# GOAL
Read the data and repeat all of it exactly.

# STORED RECORDS
════

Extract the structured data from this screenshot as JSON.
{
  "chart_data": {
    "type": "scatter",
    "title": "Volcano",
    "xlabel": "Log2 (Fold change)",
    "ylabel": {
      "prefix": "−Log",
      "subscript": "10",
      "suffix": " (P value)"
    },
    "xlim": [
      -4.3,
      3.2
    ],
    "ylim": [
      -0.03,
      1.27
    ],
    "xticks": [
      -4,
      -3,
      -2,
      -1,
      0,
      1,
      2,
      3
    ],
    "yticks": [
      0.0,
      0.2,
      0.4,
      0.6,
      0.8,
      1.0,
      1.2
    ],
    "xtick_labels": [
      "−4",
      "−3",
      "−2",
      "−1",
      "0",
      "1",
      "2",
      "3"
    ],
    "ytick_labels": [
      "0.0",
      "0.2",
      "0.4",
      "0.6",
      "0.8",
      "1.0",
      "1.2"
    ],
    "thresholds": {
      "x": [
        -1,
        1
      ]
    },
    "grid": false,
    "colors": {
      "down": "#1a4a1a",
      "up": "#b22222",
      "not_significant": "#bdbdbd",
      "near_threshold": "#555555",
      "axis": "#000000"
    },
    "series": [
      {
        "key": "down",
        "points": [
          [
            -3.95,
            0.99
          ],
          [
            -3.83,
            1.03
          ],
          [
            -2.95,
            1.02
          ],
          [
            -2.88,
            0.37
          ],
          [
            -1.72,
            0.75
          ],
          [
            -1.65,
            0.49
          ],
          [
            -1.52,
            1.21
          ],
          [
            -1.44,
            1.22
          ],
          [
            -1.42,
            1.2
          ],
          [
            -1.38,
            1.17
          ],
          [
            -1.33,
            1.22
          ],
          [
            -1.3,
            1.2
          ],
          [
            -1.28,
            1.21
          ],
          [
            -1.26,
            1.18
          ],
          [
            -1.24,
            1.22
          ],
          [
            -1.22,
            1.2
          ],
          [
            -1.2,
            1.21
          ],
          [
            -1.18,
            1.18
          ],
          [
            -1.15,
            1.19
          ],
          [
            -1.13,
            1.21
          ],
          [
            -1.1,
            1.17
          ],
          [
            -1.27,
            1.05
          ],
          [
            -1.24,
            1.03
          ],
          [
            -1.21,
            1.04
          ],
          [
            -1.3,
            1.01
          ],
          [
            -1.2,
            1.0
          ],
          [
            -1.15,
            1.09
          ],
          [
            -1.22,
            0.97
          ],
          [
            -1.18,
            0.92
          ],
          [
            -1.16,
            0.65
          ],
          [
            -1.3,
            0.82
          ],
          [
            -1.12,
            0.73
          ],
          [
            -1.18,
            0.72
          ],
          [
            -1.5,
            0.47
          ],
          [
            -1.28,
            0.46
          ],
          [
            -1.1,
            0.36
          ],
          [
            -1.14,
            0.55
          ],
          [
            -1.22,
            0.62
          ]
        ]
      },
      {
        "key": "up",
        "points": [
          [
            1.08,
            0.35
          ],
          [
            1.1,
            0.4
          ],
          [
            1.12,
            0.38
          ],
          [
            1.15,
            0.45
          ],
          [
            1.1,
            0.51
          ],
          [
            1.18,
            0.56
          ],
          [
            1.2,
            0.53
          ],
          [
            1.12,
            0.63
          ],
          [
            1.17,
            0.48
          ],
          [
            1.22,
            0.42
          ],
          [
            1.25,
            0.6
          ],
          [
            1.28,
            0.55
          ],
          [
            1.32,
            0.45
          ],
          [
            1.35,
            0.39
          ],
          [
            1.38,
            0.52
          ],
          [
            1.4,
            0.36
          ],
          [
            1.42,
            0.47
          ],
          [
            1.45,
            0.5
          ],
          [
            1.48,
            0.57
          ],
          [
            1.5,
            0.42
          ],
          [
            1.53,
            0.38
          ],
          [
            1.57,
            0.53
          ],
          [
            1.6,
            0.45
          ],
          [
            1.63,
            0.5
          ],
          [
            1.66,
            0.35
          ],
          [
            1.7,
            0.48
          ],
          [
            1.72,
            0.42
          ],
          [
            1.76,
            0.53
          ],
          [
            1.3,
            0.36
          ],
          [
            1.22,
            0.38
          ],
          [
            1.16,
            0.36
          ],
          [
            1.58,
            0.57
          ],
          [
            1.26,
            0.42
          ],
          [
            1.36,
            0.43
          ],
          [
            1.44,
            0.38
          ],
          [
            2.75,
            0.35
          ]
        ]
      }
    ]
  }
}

════

# EXERCISE ANSWER
Extract the structured data from this screenshot as JSON.
{
  "chart_data": {
    "type": "scatter",
    "title": "Volcano",
    "xlabel": "Log2 (Fold change)",
    "ylabel": {
      "prefix": "−Log",
      "subscript": "10",
      "suffix": " (P value)"
    },
    "xlim": [
      -4.3,
      3.2
    ],
    "ylim": [
      -0.03,
      1.27
    ],
    "xticks": [
      -4,
      -3,
      -2,
      -1,
      0,
      1,
      2,
      3
    ],
    "yticks": [
      0.0,
      0.2,
      0.4,
      0.6,
      0.8,
      1.0,
      1.2
    ],
    "xtick_labels": [
      "−4",
      "−3",
      "−2",
      "−1",
      "0",
      "1",
      "2",
      "3"
    ],
    "ytick_labels": [
      "0.0",
      "0.2",
      "0.4",
      "0.6",
      "0.8",
      "1.0",
      "1.2"
    ],
    "thresholds": {
      "x": [
        -1,
        1
      ]
    },
    "grid": false,
    "colors": {
      "down": "#1a4a1a",
      "up": "#b22222",
      "not_significant": "#bdbdbd",
      "near_threshold": "#555555",
      "axis": "#000000"
    },
    "series": [
      {
        "key": "down",
        "points": [
          [
            -3.95,
            0.99
          ],
          [
            -3.83,
            1.03
          ],
          [
            -2.95,
            1.02
          ],
          [
            -2.88,
            0.37
          ],
          [
            -1.72,
            0.75
          ],
          [
            -1.65,
            0.49
          ],
          [
            -1.52,
            1.21
          ],
          [
            -1.44,
            1.22
          ],
          [
            -1.42,
            1.2
          ],
          [
            -1.38,
            1.17
          ],
          [
            -1.33,
            1.22
          ],
          [
            -1.3,
            1.2
          ],
          [
            -1.28,
            1.21
          ],
          [
            -1.26,
            1.18
          ],
          [
            -1.24,
            1.22
          ],
          [
            -1.22,
            1.2
          ],
          [
            -1.2,
            1.21
          ],
          [
            -1.18,
            1.18
          ],
          [
            -1.15,
            1.19
          ],
          [
            -1.13,
            1.21
          ],
          [
            -1.1,
            1.17
          ],
          [
            -1.27,
            1.05
          ],
          [
            -1.24,
            1.03
          ],
          [
            -1.21,
            1.04
          ],
          [
            -1.3,
            1.01
          ],
          [
            -1.2,
            1.0
          ],
          [
            -1.15,
            1.09
          ],
          [
            -1.22,
            0.97
          ],
          [
            -1.18,
            0.92
          ],
          [
            -1.16,
            0.65
          ],
          [
            -1.3,
            0.82
          ],
          [
            -1.12,
            0.73
          ],
          [
            -1.18,
            0.72
          ],
          [
            -1.5,
            0.47
          ],
          [
            -1.28,
            0.46
          ],
          [
            -1.1,
            0.36
          ],
          [
            -1.14,
            0.55
          ],
          [
            -1.22,
            0.62
          ]
        ]
      },
      {
        "key": "up",
        "points": [
          [
            1.08,
            0.35
          ],
          [
            1.1,
            0.4
          ],
          [
            1.12,
            0.38
          ],
          [
            1.15,
            0.45
          ],
          [
            1.1,
            0.51
          ],
          [
            1.18,
            0.56
          ],
          [
            1.2,
            0.53
          ],
          [
            1.12,
            0.63
          ],
          [
            1.17,
            0.48
          ],
          [
            1.22,
            0.42
          ],
          [
            1.25,
            0.6
          ],
          [
            1.28,
            0.55
          ],
          [
            1.32,
            0.45
          ],
          [
            1.35,
            0.39
          ],
          [
            1.38,
            0.52
          ],
          [
            1.4,
            0.36
          ],
          [
            1.42,
            0.47
          ],
          [
            1.45,
            0.5
          ],
          [
            1.48,
            0.57
          ],
          [
            1.5,
            0.42
          ],
          [
            1.53,
            0.38
          ],
          [
            1.57,
            0.53
          ],
          [
            1.6,
            0.45
          ],
          [
            1.63,
            0.5
          ],
          [
            1.66,
            0.35
          ],
          [
            1.7,
            0.48
          ],
          [
            1.72,
            0.42
          ],
          [
            1.76,
            0.53
          ],
          [
            1.3,
            0.36
          ],
          [
            1.22,
            0.38
          ],
          [
            1.16,
            0.36
          ],
          [
            1.58,
            0.57
          ],
          [
            1.26,
            0.42
          ],
          [
            1.36,
            0.43
          ],
          [
            1.44,
            0.38
          ],
          [
            2.75,
            0.35
          ]
        ]
      }
    ]
  }
}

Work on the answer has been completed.